# WORK TO DO
Skip every image and restate the data word for word.

(Stored data)

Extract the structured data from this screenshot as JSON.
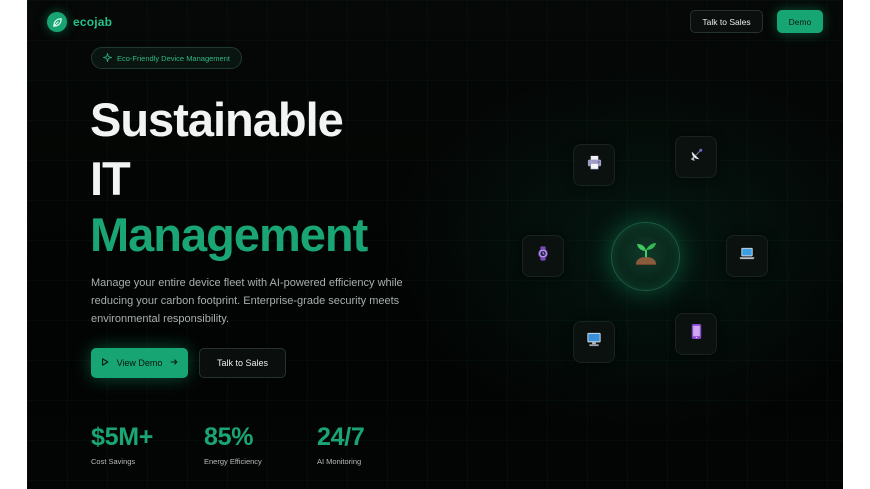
{
  "nav": {
    "logo_text": "ecojab",
    "talk_to_sales": "Talk to Sales",
    "demo": "Demo"
  },
  "hero": {
    "badge": "Eco-Friendly Device Management",
    "title_line1": "Sustainable",
    "title_line2": "IT",
    "title_line3": "Management",
    "description": "Manage your entire device fleet with AI-powered efficiency while reducing your carbon footprint. Enterprise-grade security meets environmental responsibility.",
    "view_demo": "View Demo",
    "talk_to_sales": "Talk to Sales"
  },
  "stats": [
    {
      "value": "$5M+",
      "label": "Cost Savings"
    },
    {
      "value": "85%",
      "label": "Energy Efficiency"
    },
    {
      "value": "24/7",
      "label": "AI Monitoring"
    }
  ],
  "graphic": {
    "center_icon": "seedling-icon",
    "devices": [
      "printer-icon",
      "satellite-dish-icon",
      "laptop-icon",
      "tablet-icon",
      "desktop-monitor-icon",
      "smartwatch-icon"
    ]
  },
  "colors": {
    "accent": "#17a673",
    "accent_text": "#1aa674",
    "background": "#030504",
    "heading": "#f2f4f3"
  }
}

# RESULT OF THE EXERCISE
Extract the structured data from this screenshot as JSON.
{
  "nav": {
    "logo_text": "ecojab",
    "talk_to_sales": "Talk to Sales",
    "demo": "Demo"
  },
  "hero": {
    "badge": "Eco-Friendly Device Management",
    "title_line1": "Sustainable",
    "title_line2": "IT",
    "title_line3": "Management",
    "description": "Manage your entire device fleet with AI-powered efficiency while reducing your carbon footprint. Enterprise-grade security meets environmental responsibility.",
    "view_demo": "View Demo",
    "talk_to_sales": "Talk to Sales"
  },
  "stats": [
    {
      "value": "$5M+",
      "label": "Cost Savings"
    },
    {
      "value": "85%",
      "label": "Energy Efficiency"
    },
    {
      "value": "24/7",
      "label": "AI Monitoring"
    }
  ],
  "graphic": {
    "center_icon": "seedling-icon",
    "devices": [
      "printer-icon",
      "satellite-dish-icon",
      "laptop-icon",
      "tablet-icon",
      "desktop-monitor-icon",
      "smartwatch-icon"
    ]
  },
  "colors": {
    "accent": "#17a673",
    "accent_text": "#1aa674",
    "background": "#030504",
    "heading": "#f2f4f3"
  }
}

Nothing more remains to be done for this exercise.